[Dataset records]
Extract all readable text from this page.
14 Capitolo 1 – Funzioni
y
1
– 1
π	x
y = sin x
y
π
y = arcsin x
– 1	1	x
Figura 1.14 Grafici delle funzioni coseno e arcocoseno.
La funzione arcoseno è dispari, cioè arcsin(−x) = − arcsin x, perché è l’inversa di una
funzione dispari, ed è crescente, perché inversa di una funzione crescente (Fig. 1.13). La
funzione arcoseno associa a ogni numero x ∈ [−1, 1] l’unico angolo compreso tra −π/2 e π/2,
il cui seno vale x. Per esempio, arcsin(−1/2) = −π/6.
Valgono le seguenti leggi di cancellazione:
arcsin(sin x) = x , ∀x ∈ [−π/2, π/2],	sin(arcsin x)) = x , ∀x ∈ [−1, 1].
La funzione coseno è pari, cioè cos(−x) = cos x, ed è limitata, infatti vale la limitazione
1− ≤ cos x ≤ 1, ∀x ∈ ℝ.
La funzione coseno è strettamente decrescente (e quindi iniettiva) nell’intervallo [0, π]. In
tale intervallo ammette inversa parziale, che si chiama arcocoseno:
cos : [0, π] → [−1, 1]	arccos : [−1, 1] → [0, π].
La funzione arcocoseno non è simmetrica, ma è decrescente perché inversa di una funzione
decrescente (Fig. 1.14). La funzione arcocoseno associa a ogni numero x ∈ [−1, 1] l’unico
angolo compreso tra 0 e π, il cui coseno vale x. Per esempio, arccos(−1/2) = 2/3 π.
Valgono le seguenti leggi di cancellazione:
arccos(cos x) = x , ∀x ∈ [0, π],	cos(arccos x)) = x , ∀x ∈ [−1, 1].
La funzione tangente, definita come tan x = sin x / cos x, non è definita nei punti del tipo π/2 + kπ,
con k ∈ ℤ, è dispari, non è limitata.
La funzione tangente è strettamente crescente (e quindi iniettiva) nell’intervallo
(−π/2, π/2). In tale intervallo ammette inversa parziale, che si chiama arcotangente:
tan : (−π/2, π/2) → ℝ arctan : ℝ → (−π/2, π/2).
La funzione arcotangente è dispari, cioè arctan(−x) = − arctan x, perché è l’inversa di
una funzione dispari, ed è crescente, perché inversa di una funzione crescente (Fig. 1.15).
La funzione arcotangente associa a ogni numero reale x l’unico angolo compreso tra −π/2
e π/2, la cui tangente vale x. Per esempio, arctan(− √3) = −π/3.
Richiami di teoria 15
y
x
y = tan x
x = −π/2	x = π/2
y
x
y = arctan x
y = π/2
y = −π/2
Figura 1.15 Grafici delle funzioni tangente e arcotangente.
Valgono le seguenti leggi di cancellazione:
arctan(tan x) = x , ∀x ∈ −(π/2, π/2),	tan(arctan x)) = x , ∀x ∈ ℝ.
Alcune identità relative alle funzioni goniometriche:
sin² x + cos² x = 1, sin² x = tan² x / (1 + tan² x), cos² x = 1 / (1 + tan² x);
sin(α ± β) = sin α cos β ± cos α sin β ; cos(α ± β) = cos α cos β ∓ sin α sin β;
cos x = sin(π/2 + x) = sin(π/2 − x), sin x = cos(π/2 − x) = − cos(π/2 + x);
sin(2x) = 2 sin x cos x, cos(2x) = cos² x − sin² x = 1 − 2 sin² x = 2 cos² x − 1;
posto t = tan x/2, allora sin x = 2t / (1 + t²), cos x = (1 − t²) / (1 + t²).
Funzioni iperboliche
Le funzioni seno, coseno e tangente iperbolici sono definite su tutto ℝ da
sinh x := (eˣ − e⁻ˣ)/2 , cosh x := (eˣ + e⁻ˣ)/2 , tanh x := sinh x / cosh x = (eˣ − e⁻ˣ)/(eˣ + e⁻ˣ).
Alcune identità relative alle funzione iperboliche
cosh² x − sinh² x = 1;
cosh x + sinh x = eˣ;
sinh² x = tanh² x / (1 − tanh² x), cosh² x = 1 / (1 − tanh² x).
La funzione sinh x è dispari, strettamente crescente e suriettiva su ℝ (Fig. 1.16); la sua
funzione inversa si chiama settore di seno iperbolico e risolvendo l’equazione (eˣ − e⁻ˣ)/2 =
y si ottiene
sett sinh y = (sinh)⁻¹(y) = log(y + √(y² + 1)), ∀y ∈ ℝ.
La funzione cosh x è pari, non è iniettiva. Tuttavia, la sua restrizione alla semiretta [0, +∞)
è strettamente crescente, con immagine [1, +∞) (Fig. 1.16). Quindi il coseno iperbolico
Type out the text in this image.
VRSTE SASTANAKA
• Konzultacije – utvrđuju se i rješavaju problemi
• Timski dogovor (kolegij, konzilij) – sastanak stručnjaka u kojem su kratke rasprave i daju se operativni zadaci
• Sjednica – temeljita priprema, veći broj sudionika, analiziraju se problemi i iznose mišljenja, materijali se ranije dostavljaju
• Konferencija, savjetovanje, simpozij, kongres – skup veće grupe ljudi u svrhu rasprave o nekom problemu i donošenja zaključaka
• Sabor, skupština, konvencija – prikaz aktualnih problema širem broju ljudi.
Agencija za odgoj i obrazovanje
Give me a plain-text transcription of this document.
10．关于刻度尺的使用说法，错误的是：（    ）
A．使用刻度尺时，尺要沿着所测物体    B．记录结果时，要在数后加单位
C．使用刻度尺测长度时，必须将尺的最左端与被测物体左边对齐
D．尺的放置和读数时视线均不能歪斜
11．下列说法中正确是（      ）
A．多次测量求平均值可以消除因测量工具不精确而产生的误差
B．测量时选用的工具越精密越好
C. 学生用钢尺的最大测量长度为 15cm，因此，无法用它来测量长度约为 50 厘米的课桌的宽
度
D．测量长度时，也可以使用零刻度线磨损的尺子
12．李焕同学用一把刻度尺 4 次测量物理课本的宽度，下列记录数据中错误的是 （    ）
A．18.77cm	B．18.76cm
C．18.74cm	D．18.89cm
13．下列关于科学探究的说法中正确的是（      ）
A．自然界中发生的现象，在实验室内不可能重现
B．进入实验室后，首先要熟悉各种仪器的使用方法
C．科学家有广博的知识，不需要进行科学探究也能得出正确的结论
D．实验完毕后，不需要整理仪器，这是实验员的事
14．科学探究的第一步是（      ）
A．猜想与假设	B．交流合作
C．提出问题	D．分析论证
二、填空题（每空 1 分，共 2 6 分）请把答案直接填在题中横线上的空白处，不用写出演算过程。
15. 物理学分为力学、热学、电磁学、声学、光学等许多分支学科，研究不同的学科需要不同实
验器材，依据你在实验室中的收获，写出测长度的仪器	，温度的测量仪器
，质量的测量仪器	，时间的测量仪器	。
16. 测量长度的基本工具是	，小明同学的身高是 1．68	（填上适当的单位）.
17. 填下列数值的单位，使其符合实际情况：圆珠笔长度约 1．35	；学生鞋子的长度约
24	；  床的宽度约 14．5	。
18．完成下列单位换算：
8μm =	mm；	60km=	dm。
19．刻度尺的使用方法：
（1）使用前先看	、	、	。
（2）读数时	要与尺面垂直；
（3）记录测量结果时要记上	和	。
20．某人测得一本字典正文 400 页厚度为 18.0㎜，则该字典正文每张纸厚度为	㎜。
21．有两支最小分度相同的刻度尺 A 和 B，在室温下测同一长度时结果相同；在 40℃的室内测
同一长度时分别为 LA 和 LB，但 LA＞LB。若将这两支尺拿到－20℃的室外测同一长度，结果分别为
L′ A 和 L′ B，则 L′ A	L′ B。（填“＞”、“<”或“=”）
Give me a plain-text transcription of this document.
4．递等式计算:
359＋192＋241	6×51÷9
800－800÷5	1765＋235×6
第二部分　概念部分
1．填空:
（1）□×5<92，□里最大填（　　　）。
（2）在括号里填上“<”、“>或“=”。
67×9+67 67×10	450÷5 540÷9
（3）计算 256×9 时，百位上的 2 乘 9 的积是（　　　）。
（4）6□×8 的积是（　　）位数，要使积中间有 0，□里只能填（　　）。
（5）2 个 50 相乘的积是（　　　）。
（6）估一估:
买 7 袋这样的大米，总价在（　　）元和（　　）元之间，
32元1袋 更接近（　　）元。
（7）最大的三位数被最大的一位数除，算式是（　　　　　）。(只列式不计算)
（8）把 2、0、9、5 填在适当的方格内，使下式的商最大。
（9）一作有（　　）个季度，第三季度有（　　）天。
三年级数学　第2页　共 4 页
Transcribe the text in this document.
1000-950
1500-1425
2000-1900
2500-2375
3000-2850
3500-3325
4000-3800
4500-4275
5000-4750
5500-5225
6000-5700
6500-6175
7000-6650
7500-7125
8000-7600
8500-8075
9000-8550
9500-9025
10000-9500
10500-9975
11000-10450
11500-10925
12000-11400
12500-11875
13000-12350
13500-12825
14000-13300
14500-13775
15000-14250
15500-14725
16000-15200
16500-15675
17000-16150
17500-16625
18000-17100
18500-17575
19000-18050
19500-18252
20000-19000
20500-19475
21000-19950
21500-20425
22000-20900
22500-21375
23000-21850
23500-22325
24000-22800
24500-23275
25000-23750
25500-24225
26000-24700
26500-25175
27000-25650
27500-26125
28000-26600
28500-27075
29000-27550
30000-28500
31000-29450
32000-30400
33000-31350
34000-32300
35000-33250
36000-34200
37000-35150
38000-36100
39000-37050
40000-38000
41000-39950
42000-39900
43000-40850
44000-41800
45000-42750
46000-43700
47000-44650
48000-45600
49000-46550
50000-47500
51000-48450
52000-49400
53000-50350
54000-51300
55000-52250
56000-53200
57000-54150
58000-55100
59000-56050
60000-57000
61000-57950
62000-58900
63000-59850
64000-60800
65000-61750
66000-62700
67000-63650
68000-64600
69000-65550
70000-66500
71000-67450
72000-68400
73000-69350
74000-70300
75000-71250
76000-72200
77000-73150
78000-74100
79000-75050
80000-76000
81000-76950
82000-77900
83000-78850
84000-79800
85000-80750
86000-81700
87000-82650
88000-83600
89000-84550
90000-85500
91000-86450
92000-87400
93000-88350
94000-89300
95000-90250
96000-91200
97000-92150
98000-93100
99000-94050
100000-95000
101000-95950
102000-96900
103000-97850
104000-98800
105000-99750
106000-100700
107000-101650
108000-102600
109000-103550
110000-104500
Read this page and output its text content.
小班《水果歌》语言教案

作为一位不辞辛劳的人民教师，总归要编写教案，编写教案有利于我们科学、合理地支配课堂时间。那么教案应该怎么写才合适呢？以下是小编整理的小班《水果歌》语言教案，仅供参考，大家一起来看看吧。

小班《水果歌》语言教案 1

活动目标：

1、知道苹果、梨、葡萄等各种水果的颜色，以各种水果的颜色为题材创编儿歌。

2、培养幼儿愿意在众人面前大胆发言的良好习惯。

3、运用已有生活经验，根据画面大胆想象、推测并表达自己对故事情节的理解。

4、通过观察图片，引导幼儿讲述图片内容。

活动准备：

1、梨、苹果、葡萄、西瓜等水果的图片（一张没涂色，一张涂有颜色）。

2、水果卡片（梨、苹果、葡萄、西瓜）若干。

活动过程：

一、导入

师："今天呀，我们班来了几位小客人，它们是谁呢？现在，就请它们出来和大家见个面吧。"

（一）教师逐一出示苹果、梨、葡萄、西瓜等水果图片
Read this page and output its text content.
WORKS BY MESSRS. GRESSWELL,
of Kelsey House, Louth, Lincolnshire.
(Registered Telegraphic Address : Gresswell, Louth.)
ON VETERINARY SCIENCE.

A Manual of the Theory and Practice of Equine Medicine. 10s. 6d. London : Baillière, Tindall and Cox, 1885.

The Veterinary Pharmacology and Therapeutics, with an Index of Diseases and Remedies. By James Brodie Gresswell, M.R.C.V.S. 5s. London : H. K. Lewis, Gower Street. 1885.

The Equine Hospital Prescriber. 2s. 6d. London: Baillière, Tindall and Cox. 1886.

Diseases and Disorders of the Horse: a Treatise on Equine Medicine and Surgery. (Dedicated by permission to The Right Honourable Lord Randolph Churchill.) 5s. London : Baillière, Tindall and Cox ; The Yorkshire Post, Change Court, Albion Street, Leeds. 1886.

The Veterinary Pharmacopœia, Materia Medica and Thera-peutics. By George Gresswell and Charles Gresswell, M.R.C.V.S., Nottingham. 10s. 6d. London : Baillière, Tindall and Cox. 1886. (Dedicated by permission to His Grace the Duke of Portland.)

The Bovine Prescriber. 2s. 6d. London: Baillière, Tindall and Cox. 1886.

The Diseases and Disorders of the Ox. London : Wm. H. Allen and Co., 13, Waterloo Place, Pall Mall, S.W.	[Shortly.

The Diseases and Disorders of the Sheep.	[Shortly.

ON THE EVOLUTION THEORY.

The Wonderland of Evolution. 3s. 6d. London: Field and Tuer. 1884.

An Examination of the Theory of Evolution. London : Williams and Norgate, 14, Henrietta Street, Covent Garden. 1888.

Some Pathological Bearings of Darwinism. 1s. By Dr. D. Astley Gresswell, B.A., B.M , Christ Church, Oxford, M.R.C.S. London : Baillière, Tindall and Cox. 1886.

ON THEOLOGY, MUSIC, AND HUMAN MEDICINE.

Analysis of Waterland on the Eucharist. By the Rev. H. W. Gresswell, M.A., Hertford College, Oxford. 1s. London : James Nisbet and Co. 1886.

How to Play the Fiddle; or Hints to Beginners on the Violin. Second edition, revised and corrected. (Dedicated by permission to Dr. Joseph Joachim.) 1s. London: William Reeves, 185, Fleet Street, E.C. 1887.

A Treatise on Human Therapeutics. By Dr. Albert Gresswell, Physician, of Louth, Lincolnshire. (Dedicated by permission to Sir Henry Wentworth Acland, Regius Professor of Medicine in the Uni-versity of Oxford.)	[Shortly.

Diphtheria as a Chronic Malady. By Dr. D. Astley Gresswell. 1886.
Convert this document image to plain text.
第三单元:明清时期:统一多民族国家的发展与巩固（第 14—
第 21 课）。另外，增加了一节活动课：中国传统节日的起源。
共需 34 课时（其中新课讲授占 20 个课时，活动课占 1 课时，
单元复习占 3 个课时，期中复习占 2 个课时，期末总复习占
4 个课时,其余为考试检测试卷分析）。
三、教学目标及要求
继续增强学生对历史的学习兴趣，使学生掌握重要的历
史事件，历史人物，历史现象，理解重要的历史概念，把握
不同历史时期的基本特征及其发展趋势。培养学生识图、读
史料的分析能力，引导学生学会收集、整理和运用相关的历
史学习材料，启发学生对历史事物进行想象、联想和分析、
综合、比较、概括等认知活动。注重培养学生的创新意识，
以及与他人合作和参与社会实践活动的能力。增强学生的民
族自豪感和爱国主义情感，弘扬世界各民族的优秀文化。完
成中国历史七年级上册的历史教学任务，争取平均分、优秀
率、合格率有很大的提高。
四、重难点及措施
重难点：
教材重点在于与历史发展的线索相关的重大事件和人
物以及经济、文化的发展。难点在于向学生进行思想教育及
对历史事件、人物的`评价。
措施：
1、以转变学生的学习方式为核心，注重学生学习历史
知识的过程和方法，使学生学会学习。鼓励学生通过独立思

**What you should do:**
Looking back at the lines above, state how many contain the word "Prescriber", and supply nothing besides the number.

**Correct result:**
2